Filter the lines below, copying only those with the string "dopravní".

####################

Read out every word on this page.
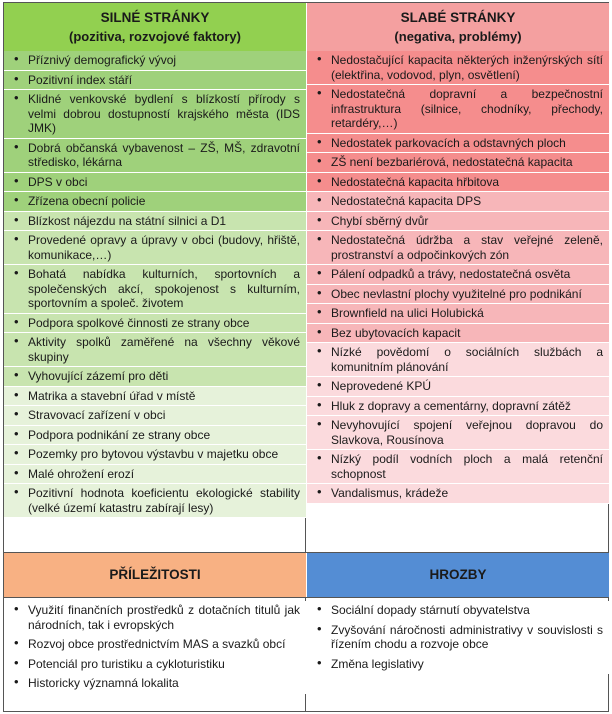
SILNÉ STRÁNKY
(pozitiva, rozvojové faktory)
• Příznivý demografický vývoj
• Pozitivní index stáří
• Klidné venkovské bydlení s blízkostí přírody s velmi dobrou dostupností krajského města (IDS JMK)
• Dobrá občanská vybavenost – ZŠ, MŠ, zdravotní středisko, lékárna
• DPS v obci
• Zřízena obecní policie
• Blízkost nájezdu na státní silnici a D1
• Provedené opravy a úpravy v obci (budovy, hřiště, komunikace,…)
• Bohatá nabídka kulturních, sportovních a společenských akcí, spokojenost s kulturním, sportovním a společ. životem
• Podpora spolkové činnosti ze strany obce
• Aktivity spolků zaměřené na všechny věkové skupiny
• Vyhovující zázemí pro děti
• Matrika a stavební úřad v místě
• Stravovací zařízení v obci
• Podpora podnikání ze strany obce
• Pozemky pro bytovou výstavbu v majetku obce
• Malé ohrožení erozí
• Pozitivní hodnota koeficientu ekologické stability (velké území katastru zabírají lesy)
SLABÉ STRÁNKY
(negativa, problémy)
• Nedostačující kapacita některých inženýrských sítí (elektřina, vodovod, plyn, osvětlení)
• Nedostatečná dopravní a bezpečnostní infrastruktura (silnice, chodníky, přechody, retardéry,…)
• Nedostatek parkovacích a odstavných ploch
• ZŠ není bezbariérová, nedostatečná kapacita
• Nedostatečná kapacita hřbitova
• Nedostatečná kapacita DPS
• Chybí sběrný dvůr
• Nedostatečná údržba a stav veřejné zeleně, prostranství a odpočinkových zón
• Pálení odpadků a trávy, nedostatečná osvěta
• Obec nevlastní plochy využitelné pro podnikání
• Brownfield na ulici Holubická
• Bez ubytovacích kapacit
• Nízké povědomí o sociálních službách a komunitním plánování
• Neprovedené KPÚ
• Hluk z dopravy a cementárny, dopravní zátěž
• Nevyhovující spojení veřejnou dopravou do Slavkova, Rousínova
• Nízký podíl vodních ploch a malá retenční schopnost
• Vandalismus, krádeže
PŘÍLEŽITOSTI
• Využití finančních prostředků z dotačních titulů jak národních, tak i evropských
• Rozvoj obce prostřednictvím MAS a svazků obcí
• Potenciál pro turistiku a cykloturistiku
• Historicky významná lokalita
HROZBY
• Sociální dopady stárnutí obyvatelstva
• Zvyšování náročnosti administrativy v souvislosti s řízením chodu a rozvoje obce
• Změna legislativy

####################

• _Exercise solution_:
• Nedostatečná dopravní a bezpečnostní infrastruktura (silnice, chodníky, přechody, retardéry,…)
• Hluk z dopravy a cementárny, dopravní zátěž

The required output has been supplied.